> _SHORT EXERCISE_:
Transcribe each of the records below exactly, excluding all pictures.

> _LISTED RECORDS_:

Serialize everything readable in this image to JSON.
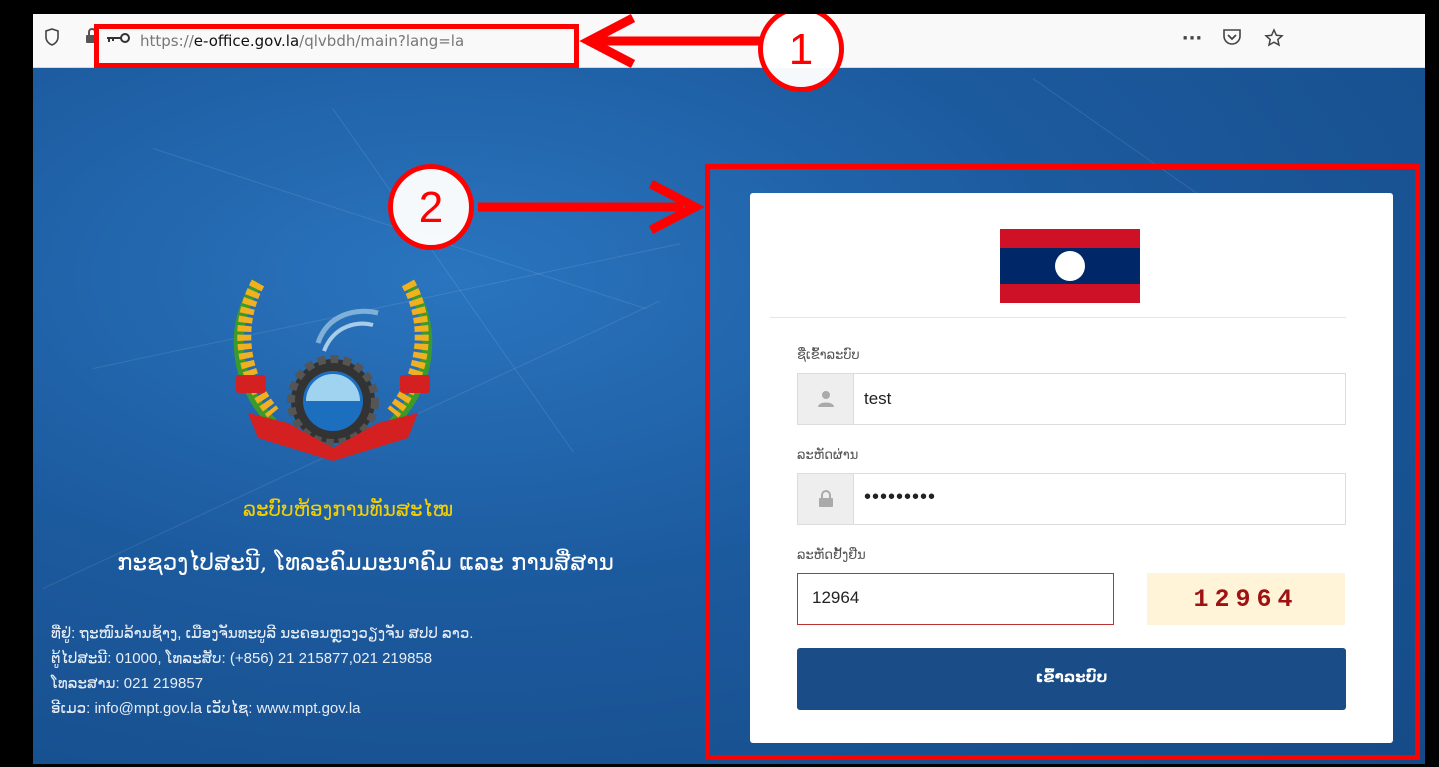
{
  "browser": {
    "url_prefix": "https://",
    "url_domain": "e-office.gov.la",
    "url_path": "/qlvbdh/main?lang=la",
    "menu_icon": "ellipsis-icon",
    "pocket_icon": "pocket-icon",
    "bookmark_icon": "star-icon"
  },
  "left": {
    "system_name": "ລະບົບຫ້ອງການທັນສະໄໝ",
    "ministry_name": "ກະຊວງໄປສະນີ, ໂທລະຄົມມະນາຄົມ ແລະ ການສື່ສານ",
    "address_lines": [
      "ທີ່ຢູ່: ຖະໜົນລ້ານຊ້າງ, ເມືອງຈັນທະບູລີ ນະຄອນຫຼວງວຽງຈັນ ສປປ ລາວ.",
      "ຕູ້ໄປສະນີ: 01000, ໂທລະສັບ: (+856) 21 215877,021 219858",
      "ໂທລະສານ: 021 219857",
      "ອີເມວ: info@mpt.gov.la ເວັບໄຊ: www.mpt.gov.la"
    ]
  },
  "login": {
    "username_label": "ຊື່ເຂົ້າລະບົບ",
    "username_value": "test",
    "password_label": "ລະຫັດຜ່ານ",
    "password_value": "•••••••••",
    "captcha_label": "ລະຫັດຢັ້ງຢືນ",
    "captcha_value": "12964",
    "captcha_image_text": "12964",
    "submit_label": "ເຂົ້າລະບົບ"
  },
  "annotations": {
    "marker_1": "1",
    "marker_2": "2"
  },
  "colors": {
    "annotation": "#ff0000",
    "button": "#1a4c87",
    "page_bg": "#1f5da0",
    "system_name": "#f5d000"
  }
}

> _OUTPUT BELOW_:
Serialize everything readable in this image to JSON.
{
  "browser": {
    "url_prefix": "https://",
    "url_domain": "e-office.gov.la",
    "url_path": "/qlvbdh/main?lang=la",
    "menu_icon": "ellipsis-icon",
    "pocket_icon": "pocket-icon",
    "bookmark_icon": "star-icon"
  },
  "left": {
    "system_name": "ລະບົບຫ້ອງການທັນສະໄໝ",
    "ministry_name": "ກະຊວງໄປສະນີ, ໂທລະຄົມມະນາຄົມ ແລະ ການສື່ສານ",
    "address_lines": [
      "ທີ່ຢູ່: ຖະໜົນລ້ານຊ້າງ, ເມືອງຈັນທະບູລີ ນະຄອນຫຼວງວຽງຈັນ ສປປ ລາວ.",
      "ຕູ້ໄປສະນີ: 01000, ໂທລະສັບ: (+856) 21 215877,021 219858",
      "ໂທລະສານ: 021 219857",
      "ອີເມວ: info@mpt.gov.la ເວັບໄຊ: www.mpt.gov.la"
    ]
  },
  "login": {
    "username_label": "ຊື່ເຂົ້າລະບົບ",
    "username_value": "test",
    "password_label": "ລະຫັດຜ່ານ",
    "password_value": "•••••••••",
    "captcha_label": "ລະຫັດຢັ້ງຢືນ",
    "captcha_value": "12964",
    "captcha_image_text": "12964",
    "submit_label": "ເຂົ້າລະບົບ"
  },
  "annotations": {
    "marker_1": "1",
    "marker_2": "2"
  },
  "colors": {
    "annotation": "#ff0000",
    "button": "#1a4c87",
    "page_bg": "#1f5da0",
    "system_name": "#f5d000"
  }
}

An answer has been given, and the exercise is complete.